→ **Task**
Identify each line in the records below that contains the word "color", and copy it.

→ **Materials provided**
----

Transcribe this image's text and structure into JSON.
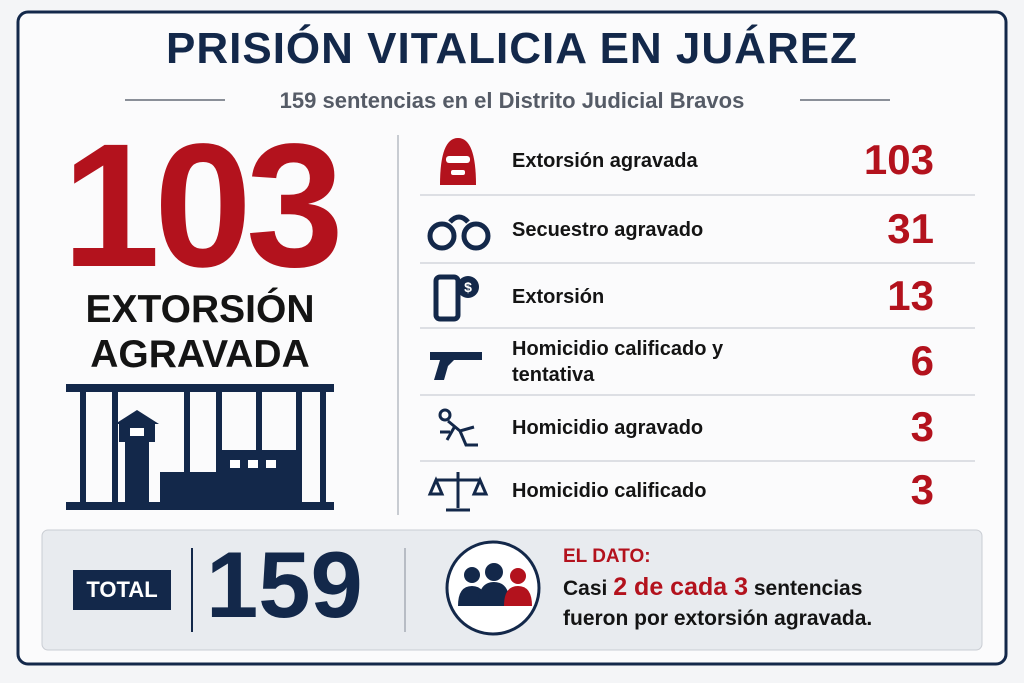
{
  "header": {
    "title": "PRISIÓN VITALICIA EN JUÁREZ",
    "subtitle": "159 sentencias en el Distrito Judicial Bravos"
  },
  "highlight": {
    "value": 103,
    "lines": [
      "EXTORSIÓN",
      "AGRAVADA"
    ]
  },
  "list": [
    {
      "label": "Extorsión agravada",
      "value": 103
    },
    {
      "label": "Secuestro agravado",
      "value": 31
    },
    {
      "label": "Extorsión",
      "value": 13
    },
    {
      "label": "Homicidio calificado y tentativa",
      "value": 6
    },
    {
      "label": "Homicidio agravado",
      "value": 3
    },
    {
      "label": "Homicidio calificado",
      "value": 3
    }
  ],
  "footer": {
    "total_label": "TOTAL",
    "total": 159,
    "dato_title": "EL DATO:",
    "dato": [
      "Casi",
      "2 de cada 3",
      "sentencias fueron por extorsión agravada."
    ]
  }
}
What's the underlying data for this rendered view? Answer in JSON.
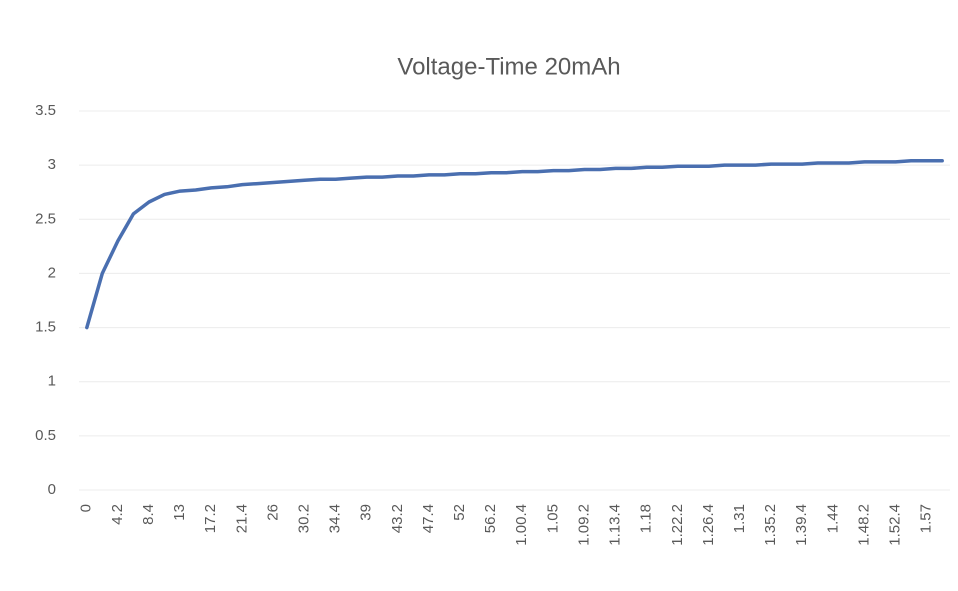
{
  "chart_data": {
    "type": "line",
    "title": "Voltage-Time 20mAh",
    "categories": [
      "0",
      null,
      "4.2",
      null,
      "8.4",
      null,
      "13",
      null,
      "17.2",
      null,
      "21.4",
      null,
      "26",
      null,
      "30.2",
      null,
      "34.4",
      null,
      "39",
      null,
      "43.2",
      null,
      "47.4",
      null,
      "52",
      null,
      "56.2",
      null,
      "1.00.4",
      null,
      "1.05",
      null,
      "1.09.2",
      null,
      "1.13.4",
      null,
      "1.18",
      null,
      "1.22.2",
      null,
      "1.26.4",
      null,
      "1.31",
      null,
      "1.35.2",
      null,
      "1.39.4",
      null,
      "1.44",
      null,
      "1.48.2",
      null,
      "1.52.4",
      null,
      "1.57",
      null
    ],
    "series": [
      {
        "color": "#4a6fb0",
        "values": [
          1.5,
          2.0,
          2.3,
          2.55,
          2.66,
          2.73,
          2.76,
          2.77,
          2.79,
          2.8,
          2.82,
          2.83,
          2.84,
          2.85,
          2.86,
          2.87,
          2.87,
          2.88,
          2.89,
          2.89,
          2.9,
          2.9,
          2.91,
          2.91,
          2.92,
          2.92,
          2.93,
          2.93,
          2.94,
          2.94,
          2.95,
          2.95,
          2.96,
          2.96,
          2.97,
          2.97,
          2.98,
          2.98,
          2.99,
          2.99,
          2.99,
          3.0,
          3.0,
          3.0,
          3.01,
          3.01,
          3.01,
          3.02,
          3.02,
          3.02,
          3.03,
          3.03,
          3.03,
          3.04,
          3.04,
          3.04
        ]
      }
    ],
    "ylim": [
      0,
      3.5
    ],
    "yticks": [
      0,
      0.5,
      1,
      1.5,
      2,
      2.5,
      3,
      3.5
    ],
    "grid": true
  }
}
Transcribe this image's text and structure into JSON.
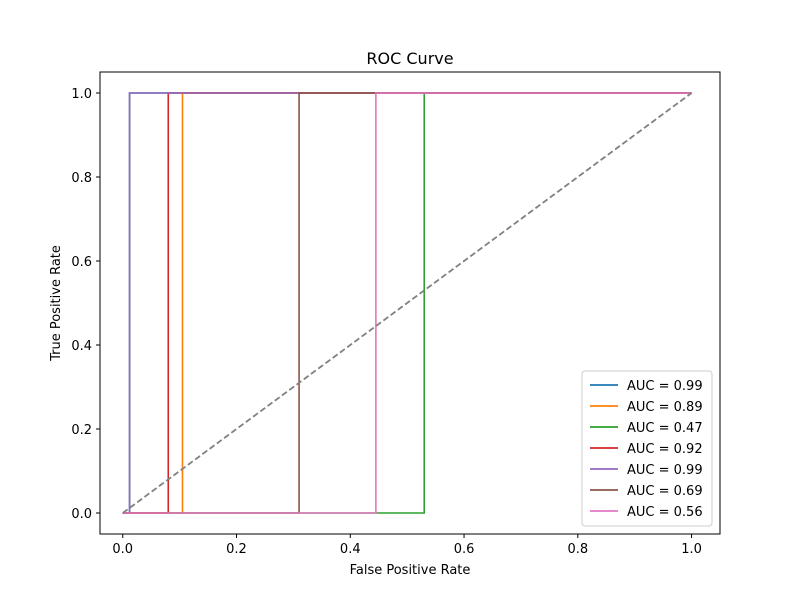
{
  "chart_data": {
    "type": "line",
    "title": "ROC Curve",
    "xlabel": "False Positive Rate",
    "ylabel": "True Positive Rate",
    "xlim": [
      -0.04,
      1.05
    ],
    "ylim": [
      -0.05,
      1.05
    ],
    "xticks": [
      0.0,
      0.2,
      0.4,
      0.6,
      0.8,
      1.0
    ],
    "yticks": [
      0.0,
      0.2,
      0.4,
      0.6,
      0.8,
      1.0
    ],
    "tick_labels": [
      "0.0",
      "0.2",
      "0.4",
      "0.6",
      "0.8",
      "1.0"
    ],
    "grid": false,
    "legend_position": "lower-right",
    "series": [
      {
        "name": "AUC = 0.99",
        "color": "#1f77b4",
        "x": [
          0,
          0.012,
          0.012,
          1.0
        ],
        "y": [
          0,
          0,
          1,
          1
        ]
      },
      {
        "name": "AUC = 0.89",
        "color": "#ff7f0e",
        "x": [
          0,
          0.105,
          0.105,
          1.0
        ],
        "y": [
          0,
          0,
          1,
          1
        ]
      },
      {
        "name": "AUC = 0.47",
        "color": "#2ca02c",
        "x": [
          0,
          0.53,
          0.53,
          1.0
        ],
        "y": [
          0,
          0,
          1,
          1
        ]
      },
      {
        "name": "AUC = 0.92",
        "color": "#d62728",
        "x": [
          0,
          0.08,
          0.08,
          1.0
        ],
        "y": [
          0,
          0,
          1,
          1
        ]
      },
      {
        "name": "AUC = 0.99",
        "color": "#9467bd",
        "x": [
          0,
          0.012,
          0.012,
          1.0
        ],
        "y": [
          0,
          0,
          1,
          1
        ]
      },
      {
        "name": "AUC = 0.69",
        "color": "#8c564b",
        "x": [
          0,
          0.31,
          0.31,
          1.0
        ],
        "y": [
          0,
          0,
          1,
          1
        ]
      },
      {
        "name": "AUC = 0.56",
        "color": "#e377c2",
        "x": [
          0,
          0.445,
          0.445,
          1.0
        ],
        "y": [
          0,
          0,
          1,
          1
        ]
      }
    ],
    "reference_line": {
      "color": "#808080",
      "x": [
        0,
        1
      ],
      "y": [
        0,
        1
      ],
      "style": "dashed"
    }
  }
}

----

→ **Output**
        "color": "#4a6fb0",
        "color": "#1f77b4",
        "color": "#ff7f0e",
        "color": "#2ca02c",
        "color": "#d62728",
        "color": "#9467bd",
        "color": "#8c564b",
        "color": "#e377c2",
      "color": "#808080",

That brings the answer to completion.